**EXERCISE TASK:** Select, from the data, each line where "ylabel" occurs.

— BEGIN —

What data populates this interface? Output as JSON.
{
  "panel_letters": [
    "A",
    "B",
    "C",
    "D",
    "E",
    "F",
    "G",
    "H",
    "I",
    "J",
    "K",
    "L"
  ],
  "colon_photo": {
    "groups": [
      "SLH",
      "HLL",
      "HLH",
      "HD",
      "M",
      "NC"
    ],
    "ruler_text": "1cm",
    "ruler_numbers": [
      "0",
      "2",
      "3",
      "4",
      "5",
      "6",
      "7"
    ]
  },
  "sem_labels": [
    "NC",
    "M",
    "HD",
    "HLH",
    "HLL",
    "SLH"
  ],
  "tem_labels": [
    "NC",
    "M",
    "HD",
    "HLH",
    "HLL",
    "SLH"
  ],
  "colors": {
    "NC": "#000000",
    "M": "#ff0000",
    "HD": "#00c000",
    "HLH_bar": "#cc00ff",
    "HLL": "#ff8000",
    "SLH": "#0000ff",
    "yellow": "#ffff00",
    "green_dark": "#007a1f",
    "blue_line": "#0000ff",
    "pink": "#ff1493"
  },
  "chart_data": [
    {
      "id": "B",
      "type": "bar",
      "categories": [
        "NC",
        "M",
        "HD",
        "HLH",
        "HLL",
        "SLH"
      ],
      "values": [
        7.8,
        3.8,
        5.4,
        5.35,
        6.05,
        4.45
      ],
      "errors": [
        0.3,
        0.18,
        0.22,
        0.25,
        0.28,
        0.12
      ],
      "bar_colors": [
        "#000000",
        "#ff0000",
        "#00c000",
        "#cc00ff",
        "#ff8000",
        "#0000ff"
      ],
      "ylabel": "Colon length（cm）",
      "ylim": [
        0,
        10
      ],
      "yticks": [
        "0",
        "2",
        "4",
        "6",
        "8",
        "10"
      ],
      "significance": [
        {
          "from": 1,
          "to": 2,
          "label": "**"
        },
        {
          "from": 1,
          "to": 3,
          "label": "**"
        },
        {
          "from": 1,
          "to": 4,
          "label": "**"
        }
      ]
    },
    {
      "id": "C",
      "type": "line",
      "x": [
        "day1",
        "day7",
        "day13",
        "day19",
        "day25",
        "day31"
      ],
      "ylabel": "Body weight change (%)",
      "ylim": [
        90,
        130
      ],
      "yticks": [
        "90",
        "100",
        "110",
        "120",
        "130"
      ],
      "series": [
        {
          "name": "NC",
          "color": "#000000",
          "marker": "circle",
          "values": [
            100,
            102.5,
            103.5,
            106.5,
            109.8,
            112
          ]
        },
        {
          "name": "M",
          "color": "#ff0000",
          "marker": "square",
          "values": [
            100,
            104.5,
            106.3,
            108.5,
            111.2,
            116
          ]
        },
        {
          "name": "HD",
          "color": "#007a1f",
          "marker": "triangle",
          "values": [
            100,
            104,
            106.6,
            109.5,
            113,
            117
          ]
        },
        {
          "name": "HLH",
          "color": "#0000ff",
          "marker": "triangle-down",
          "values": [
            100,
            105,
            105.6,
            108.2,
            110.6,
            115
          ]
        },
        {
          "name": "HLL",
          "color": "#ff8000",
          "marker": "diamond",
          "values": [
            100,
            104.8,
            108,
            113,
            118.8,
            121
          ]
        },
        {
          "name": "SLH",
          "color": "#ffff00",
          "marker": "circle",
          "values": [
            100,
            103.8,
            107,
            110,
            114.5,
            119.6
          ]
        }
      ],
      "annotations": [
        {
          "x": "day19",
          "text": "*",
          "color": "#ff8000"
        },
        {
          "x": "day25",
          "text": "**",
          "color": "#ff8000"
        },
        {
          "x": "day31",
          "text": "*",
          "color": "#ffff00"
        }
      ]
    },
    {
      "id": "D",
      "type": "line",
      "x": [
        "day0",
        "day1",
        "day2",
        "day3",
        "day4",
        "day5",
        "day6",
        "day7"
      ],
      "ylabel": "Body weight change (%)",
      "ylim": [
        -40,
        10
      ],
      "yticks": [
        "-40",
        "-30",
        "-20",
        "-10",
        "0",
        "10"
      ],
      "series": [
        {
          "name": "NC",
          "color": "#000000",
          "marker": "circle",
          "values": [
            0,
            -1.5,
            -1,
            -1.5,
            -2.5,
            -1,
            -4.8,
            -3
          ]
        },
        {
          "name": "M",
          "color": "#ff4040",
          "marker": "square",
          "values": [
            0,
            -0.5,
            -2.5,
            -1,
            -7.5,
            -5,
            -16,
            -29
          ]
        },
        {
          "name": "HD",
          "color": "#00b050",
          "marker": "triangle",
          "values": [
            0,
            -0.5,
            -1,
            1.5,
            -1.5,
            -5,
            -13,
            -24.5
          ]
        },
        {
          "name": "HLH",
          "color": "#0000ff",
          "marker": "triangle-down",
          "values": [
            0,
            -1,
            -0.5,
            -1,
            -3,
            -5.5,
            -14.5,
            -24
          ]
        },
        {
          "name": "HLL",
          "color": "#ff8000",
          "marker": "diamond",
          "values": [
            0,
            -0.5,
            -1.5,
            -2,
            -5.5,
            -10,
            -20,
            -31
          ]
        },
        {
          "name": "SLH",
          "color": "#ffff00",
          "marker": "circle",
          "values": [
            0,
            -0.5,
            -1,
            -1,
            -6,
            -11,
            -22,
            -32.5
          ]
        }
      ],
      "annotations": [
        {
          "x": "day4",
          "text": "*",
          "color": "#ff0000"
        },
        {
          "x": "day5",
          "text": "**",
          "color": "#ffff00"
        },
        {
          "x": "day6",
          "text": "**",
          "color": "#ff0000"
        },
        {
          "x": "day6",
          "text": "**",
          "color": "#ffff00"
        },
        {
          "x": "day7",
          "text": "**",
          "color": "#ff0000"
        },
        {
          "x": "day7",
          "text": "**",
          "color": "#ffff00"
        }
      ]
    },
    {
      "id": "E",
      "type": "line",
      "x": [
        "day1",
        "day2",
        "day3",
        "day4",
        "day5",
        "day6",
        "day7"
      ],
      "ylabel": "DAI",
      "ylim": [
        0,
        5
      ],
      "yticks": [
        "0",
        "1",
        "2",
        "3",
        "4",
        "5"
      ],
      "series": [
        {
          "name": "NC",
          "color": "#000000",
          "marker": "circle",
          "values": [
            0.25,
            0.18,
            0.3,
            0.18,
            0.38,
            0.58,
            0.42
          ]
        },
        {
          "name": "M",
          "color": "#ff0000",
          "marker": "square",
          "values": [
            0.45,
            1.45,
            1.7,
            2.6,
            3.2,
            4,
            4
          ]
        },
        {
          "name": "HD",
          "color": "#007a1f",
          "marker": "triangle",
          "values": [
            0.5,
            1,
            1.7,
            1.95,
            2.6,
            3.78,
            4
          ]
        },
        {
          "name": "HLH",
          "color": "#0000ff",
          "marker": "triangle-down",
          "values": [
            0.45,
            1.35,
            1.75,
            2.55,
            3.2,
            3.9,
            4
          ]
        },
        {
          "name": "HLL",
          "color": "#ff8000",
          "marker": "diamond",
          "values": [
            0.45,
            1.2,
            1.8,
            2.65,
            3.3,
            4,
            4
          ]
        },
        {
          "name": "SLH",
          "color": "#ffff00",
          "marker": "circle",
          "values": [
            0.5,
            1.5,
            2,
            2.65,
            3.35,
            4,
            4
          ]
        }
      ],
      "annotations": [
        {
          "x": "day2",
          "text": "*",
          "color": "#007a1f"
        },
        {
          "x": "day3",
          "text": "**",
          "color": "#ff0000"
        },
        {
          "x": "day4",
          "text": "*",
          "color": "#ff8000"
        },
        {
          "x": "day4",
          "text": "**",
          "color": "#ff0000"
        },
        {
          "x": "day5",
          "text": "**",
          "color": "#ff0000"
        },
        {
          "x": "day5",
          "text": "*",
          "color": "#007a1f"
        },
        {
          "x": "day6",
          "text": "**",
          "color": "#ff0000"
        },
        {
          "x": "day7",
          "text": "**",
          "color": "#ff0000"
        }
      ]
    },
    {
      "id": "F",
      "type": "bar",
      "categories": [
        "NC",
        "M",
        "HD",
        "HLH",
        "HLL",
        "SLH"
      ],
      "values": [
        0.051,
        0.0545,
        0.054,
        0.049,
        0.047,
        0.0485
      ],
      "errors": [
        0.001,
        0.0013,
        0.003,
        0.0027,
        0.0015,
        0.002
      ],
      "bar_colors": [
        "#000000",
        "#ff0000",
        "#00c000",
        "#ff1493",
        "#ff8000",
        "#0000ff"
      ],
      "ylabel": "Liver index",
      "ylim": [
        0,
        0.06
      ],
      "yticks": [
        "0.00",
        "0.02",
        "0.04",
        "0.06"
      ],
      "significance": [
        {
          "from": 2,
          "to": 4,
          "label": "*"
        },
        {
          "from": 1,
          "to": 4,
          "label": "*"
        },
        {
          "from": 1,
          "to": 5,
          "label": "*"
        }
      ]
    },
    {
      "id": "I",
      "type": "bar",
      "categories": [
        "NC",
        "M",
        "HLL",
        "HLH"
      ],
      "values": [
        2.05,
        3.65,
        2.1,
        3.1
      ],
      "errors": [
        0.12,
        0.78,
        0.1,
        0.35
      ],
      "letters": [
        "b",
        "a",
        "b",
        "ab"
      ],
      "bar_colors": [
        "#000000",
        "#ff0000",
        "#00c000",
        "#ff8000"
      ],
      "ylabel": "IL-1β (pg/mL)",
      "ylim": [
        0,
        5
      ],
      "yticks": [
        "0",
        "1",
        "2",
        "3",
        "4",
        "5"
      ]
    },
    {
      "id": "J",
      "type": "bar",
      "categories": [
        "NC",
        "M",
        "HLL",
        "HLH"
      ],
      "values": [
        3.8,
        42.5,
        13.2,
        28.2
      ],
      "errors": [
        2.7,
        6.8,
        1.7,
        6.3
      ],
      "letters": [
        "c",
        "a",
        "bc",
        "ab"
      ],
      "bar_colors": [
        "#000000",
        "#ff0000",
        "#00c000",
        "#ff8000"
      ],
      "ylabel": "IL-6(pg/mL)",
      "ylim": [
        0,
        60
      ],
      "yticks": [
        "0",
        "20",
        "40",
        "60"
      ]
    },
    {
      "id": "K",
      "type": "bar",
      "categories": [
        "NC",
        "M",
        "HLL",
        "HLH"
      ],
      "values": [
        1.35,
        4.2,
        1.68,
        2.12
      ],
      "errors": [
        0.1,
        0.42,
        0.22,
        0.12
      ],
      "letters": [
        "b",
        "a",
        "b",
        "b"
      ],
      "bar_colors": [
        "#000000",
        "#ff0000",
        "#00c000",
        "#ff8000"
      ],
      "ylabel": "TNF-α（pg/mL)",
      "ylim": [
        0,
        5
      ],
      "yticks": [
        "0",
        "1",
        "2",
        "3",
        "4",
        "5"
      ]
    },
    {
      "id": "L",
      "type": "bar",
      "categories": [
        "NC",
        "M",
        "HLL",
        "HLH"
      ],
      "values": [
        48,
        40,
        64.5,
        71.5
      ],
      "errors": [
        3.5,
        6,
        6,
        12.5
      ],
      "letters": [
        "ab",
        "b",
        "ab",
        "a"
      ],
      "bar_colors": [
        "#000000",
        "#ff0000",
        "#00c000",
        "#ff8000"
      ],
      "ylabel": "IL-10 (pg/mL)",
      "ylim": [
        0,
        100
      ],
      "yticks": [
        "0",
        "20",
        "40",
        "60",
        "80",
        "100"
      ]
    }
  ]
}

— END —

**FINISHED EXERCISE:**
      "ylabel": "Colon length（cm）",
      "ylabel": "Body weight change (%)",
      "ylabel": "Body weight change (%)",
      "ylabel": "DAI",
      "ylabel": "Liver index",
      "ylabel": "IL-1β (pg/mL)",
      "ylabel": "IL-6(pg/mL)",
      "ylabel": "TNF-α（pg/mL)",
      "ylabel": "IL-10 (pg/mL)",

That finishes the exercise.